_Exercise requirements:_ Lines containing the word "right" are to be located and copied.

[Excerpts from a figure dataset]
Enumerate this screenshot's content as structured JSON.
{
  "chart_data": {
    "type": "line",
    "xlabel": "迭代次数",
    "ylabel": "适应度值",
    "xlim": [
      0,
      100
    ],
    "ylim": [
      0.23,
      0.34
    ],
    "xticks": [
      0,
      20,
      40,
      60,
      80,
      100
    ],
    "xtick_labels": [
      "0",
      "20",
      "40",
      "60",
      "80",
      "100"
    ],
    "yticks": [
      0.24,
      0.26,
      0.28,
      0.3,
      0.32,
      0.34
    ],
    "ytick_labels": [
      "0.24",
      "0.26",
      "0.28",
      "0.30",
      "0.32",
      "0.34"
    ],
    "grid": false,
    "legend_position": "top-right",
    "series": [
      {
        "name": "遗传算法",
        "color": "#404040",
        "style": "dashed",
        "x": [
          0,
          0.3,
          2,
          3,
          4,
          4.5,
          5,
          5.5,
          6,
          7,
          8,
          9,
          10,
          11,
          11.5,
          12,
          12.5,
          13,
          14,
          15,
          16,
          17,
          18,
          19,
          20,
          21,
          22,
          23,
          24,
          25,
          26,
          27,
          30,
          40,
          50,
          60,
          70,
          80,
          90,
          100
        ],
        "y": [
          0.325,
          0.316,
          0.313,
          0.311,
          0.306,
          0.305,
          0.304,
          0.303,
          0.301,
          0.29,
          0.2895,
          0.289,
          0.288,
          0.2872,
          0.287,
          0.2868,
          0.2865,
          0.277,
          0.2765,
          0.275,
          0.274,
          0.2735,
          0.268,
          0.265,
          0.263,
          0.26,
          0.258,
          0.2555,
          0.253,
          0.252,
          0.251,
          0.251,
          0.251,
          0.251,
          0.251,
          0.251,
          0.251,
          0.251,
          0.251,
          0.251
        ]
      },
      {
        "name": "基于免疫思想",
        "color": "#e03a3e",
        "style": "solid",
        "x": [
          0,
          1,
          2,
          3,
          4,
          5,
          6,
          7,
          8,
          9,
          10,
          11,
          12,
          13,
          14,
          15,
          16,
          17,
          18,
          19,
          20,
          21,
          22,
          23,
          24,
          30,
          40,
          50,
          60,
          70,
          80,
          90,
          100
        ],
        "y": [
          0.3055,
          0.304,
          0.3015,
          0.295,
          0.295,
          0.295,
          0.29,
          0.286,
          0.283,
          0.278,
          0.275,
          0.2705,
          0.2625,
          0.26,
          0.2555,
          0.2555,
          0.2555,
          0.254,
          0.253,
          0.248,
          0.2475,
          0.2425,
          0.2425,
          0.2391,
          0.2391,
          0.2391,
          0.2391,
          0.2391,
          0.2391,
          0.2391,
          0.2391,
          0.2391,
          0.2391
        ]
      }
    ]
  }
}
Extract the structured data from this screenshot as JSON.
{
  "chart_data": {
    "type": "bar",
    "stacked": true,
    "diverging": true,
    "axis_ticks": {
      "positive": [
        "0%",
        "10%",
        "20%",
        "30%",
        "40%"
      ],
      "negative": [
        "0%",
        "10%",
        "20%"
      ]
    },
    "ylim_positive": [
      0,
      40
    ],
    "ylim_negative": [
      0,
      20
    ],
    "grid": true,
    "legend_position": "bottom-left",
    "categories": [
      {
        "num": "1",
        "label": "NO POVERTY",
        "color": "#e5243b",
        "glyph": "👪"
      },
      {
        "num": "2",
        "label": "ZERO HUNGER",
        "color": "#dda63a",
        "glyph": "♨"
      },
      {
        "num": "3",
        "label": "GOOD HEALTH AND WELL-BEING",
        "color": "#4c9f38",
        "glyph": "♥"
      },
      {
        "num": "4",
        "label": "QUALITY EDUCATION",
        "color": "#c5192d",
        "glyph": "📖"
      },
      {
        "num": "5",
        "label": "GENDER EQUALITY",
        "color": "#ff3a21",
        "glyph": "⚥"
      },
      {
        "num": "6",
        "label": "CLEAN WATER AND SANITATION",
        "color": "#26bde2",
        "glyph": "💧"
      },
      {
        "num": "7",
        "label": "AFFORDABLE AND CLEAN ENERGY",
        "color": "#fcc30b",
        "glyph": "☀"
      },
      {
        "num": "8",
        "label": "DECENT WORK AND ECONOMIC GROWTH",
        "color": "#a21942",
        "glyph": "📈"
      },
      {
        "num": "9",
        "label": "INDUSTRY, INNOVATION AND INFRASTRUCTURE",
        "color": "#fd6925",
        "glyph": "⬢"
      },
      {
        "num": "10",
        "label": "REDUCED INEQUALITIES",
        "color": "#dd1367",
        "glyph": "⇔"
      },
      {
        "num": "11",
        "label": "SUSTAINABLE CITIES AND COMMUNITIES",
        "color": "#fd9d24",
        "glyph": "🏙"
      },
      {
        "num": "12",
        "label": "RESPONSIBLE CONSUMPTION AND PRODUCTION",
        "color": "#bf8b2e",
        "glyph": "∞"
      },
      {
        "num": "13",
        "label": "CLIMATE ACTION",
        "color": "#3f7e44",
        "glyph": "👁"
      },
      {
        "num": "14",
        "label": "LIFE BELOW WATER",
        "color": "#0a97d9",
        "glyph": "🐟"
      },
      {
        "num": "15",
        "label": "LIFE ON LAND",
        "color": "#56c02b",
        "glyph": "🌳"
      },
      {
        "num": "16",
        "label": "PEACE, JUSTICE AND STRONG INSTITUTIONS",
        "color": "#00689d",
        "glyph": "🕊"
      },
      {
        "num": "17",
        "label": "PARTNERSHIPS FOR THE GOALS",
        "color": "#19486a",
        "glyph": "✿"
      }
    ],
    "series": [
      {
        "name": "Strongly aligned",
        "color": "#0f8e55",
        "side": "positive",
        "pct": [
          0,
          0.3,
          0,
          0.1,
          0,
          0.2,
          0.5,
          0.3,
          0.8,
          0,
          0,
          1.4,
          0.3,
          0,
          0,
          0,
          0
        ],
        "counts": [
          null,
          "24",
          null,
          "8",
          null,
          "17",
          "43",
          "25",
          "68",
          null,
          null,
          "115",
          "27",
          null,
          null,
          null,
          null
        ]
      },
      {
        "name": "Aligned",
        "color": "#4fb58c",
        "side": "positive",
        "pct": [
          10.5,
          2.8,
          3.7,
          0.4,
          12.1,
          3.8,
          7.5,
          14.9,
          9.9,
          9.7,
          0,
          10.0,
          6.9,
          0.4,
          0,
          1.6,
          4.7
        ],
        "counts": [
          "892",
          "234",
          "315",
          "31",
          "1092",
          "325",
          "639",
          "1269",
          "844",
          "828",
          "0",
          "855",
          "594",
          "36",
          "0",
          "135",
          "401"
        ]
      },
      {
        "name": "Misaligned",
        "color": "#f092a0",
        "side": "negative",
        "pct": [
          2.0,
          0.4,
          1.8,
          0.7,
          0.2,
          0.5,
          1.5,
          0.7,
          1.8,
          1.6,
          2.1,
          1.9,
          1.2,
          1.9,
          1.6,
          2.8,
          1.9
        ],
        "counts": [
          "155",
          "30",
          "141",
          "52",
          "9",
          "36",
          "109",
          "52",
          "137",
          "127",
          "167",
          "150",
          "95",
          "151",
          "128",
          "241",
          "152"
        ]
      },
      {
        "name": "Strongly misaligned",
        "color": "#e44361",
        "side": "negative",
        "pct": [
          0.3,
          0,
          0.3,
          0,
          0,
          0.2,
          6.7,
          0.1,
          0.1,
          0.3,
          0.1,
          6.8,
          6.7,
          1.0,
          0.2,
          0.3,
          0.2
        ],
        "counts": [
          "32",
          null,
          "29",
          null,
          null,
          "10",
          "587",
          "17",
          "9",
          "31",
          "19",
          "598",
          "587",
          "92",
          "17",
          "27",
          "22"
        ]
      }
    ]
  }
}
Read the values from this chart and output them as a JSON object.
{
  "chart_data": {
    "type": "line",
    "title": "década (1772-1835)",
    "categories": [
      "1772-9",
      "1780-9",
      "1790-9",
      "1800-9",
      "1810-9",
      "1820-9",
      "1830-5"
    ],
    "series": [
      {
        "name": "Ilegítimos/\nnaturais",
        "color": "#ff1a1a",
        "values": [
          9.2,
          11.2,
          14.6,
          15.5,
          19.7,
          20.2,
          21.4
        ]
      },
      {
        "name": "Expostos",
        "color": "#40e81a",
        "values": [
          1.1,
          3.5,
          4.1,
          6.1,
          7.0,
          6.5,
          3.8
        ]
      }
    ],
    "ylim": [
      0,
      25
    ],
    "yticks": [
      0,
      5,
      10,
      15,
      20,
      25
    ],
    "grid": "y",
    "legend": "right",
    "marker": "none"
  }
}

_Correct answer:_
    "legend_position": "top-right",
    "legend": "right",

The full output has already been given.